__Stated task__.
Copy each line holding the string "Board".

__Source data__.
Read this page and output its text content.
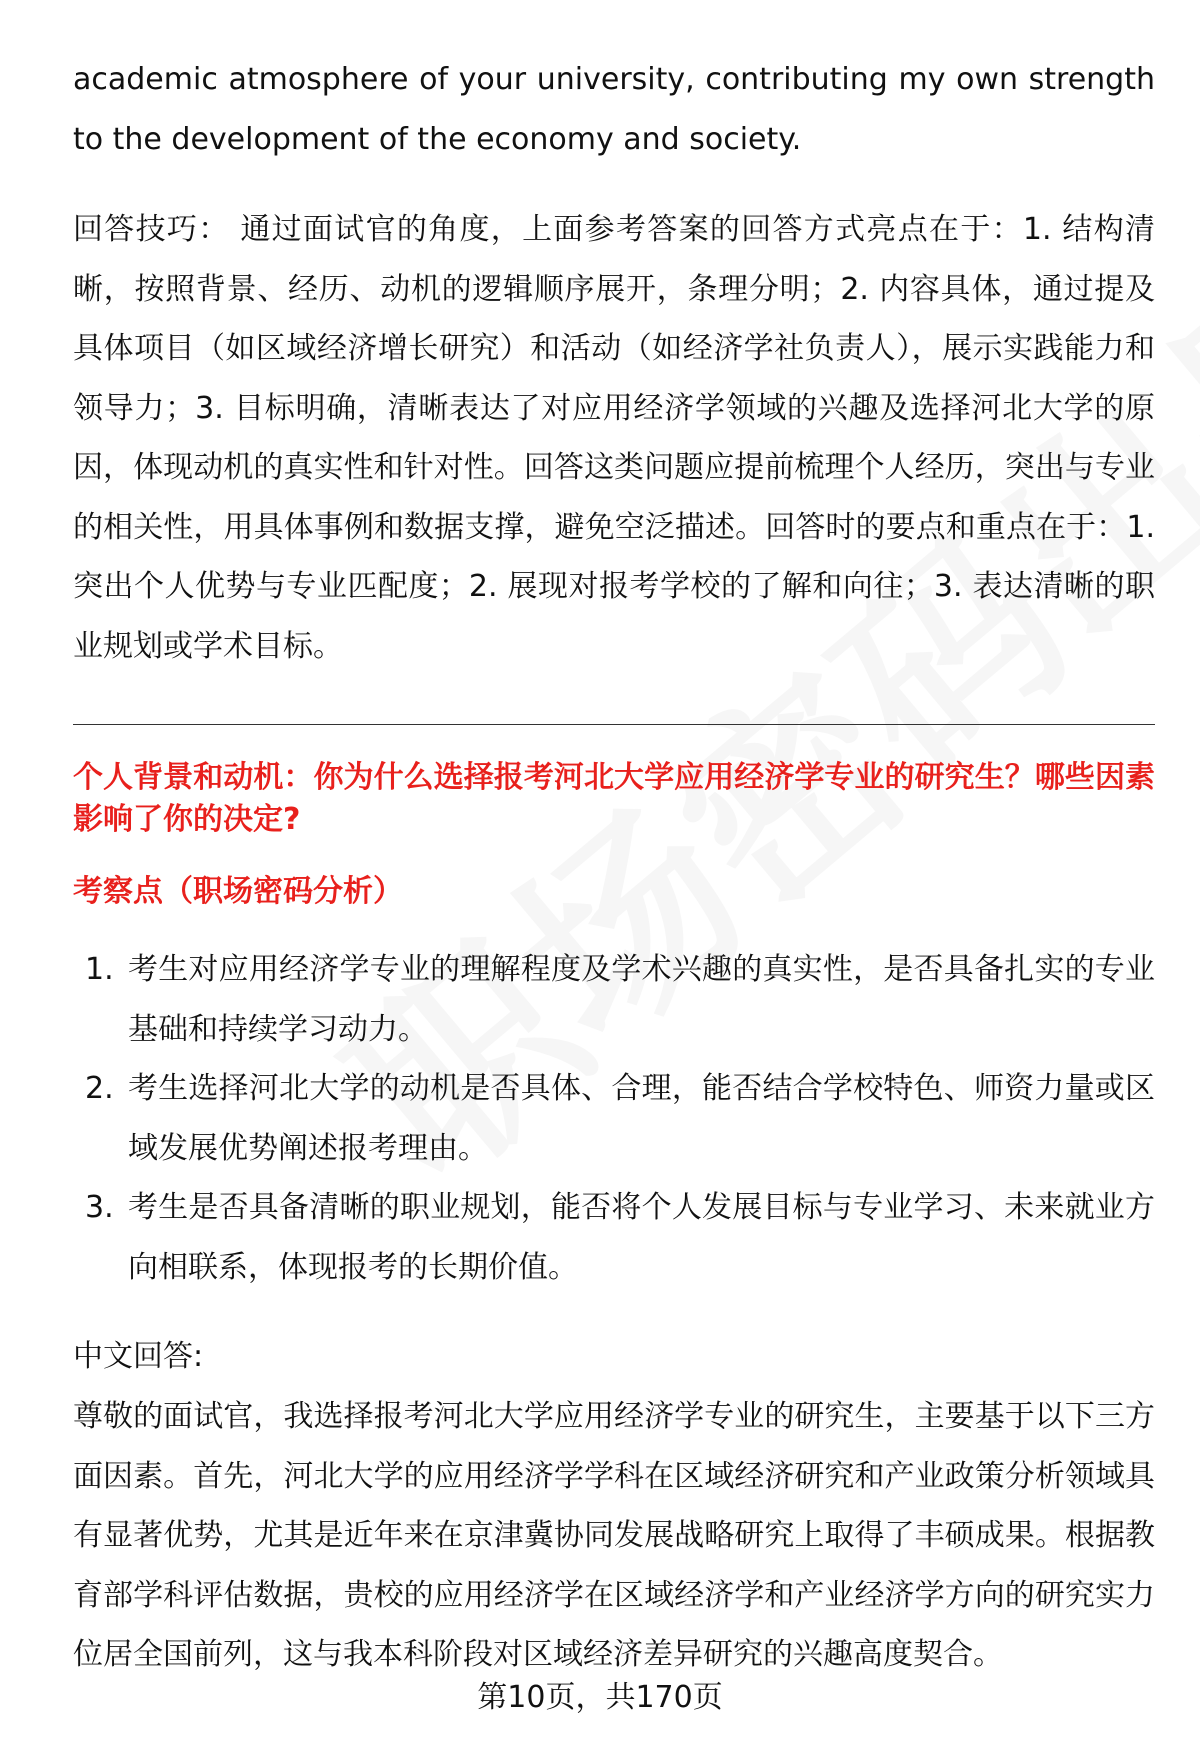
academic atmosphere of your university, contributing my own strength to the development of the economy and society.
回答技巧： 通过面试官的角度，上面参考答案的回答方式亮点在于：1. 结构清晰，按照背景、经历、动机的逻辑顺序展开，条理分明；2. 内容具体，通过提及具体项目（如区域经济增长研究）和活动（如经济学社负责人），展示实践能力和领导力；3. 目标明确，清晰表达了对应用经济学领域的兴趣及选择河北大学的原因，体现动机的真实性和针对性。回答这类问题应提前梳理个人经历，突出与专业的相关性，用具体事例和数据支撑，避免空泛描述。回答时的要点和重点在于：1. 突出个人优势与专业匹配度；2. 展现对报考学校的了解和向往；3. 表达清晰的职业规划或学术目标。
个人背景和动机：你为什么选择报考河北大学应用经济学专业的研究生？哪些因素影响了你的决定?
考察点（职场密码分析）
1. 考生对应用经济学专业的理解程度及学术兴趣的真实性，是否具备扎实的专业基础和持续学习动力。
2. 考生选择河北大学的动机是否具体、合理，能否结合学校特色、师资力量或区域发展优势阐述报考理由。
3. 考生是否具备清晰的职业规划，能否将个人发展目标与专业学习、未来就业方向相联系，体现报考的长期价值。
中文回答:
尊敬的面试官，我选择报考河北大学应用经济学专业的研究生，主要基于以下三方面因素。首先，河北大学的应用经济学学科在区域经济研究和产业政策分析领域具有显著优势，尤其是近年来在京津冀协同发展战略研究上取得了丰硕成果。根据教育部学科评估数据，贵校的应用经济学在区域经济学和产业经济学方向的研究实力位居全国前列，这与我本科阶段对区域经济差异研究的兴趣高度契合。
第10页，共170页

---

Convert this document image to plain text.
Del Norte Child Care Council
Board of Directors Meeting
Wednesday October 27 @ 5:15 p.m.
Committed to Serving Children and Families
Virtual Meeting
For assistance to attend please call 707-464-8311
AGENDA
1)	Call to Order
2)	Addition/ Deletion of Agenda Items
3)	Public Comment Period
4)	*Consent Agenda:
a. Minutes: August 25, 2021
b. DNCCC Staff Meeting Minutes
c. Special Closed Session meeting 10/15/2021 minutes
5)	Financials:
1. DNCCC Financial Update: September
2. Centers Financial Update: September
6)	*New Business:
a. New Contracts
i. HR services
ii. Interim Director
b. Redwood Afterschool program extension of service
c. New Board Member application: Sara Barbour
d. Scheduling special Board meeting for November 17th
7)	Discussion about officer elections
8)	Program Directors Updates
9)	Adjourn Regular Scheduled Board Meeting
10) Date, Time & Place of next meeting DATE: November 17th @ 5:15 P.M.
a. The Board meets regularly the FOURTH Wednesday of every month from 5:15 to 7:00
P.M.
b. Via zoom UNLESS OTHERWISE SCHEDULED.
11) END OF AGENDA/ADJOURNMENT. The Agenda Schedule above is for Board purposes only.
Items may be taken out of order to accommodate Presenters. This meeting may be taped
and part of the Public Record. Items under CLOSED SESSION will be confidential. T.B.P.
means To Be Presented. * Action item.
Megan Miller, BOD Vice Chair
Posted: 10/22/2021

__Right answer__.
Board of Directors Meeting
c. New Board Member application: Sara Barbour
d. Scheduling special Board meeting for November 17th
9)	Adjourn Regular Scheduled Board Meeting
a. The Board meets regularly the FOURTH Wednesday of every month from 5:15 to 7:00
11) END OF AGENDA/ADJOURNMENT. The Agenda Schedule above is for Board purposes only.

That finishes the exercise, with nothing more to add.